─── Data rows ───
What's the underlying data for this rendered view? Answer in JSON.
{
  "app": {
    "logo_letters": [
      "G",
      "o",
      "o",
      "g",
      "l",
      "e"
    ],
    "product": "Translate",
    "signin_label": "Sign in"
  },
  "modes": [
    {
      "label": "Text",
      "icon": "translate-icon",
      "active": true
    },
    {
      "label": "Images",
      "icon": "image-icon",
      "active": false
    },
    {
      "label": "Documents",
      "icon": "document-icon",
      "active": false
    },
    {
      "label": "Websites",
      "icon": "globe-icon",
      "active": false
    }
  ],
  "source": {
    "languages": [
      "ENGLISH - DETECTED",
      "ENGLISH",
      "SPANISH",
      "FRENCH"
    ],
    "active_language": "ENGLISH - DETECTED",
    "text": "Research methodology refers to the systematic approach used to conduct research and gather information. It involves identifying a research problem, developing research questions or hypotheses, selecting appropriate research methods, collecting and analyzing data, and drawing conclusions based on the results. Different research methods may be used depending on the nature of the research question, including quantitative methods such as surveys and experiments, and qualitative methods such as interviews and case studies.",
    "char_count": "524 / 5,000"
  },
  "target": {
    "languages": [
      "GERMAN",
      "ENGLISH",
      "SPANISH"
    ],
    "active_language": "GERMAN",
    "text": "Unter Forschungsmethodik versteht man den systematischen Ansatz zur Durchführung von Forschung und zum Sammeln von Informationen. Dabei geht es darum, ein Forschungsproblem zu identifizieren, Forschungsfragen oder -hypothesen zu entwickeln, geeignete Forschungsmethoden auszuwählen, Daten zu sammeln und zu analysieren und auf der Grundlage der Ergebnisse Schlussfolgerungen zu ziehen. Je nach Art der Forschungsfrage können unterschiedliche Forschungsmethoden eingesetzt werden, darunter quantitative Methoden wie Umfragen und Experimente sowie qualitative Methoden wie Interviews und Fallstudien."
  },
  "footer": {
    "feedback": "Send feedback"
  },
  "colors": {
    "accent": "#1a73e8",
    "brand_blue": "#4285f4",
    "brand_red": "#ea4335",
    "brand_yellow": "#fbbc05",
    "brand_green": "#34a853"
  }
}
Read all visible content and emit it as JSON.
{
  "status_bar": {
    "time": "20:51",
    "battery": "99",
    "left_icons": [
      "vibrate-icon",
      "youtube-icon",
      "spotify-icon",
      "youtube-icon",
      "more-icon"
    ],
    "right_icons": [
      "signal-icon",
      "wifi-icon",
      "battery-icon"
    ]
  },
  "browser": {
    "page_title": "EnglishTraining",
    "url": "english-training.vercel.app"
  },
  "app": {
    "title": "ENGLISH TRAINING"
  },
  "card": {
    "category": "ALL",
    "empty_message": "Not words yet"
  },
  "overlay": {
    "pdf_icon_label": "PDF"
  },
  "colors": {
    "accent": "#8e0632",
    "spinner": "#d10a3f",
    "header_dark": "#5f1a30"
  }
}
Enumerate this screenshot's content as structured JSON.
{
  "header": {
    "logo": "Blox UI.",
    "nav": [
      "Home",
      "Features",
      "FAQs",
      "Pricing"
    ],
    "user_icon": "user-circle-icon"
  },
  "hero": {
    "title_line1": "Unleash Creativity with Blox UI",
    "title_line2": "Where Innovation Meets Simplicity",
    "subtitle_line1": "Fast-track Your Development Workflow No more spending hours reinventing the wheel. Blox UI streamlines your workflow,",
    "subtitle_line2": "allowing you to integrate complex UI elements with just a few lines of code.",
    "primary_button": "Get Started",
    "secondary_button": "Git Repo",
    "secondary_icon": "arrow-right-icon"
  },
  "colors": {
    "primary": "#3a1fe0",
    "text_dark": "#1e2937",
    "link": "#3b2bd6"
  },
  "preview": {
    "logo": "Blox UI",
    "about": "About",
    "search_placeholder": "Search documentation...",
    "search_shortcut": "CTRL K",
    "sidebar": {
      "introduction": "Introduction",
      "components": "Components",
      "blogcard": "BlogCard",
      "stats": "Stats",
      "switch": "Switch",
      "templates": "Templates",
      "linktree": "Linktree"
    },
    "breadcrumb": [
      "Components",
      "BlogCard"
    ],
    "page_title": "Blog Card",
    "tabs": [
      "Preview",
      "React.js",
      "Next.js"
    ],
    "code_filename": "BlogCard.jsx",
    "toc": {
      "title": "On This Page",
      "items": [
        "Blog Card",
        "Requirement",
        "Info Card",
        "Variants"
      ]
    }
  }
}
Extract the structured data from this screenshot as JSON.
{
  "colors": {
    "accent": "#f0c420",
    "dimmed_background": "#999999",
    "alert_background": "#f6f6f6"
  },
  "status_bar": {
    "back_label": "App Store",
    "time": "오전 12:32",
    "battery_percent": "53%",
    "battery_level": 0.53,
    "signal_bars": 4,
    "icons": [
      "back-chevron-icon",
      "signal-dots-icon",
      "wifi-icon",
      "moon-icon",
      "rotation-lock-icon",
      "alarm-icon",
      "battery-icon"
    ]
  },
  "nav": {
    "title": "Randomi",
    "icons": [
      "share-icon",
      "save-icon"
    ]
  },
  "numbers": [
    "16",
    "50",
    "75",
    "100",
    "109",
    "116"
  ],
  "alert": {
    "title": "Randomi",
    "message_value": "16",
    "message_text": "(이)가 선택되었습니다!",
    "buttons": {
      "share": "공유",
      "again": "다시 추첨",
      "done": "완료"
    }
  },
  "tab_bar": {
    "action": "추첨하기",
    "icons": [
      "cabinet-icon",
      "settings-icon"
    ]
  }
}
───
Problem requirements
Repeat only the stretch of lines that begins at the line containing "Extract the structured" and ends at the last line above, both included.

Solution below
Extract the structured data from this screenshot as JSON.
{
  "colors": {
    "accent": "#f0c420",
    "dimmed_background": "#999999",
    "alert_background": "#f6f6f6"
  },
  "status_bar": {
    "back_label": "App Store",
    "time": "오전 12:32",
    "battery_percent": "53%",
    "battery_level": 0.53,
    "signal_bars": 4,
    "icons": [
      "back-chevron-icon",
      "signal-dots-icon",
      "wifi-icon",
      "moon-icon",
      "rotation-lock-icon",
      "alarm-icon",
      "battery-icon"
    ]
  },
  "nav": {
    "title": "Randomi",
    "icons": [
      "share-icon",
      "save-icon"
    ]
  },
  "numbers": [
    "16",
    "50",
    "75",
    "100",
    "109",
    "116"
  ],
  "alert": {
    "title": "Randomi",
    "message_value": "16",
    "message_text": "(이)가 선택되었습니다!",
    "buttons": {
      "share": "공유",
      "again": "다시 추첨",
      "done": "완료"
    }
  },
  "tab_bar": {
    "action": "추첨하기",
    "icons": [
      "cabinet-icon",
      "settings-icon"
    ]
  }
}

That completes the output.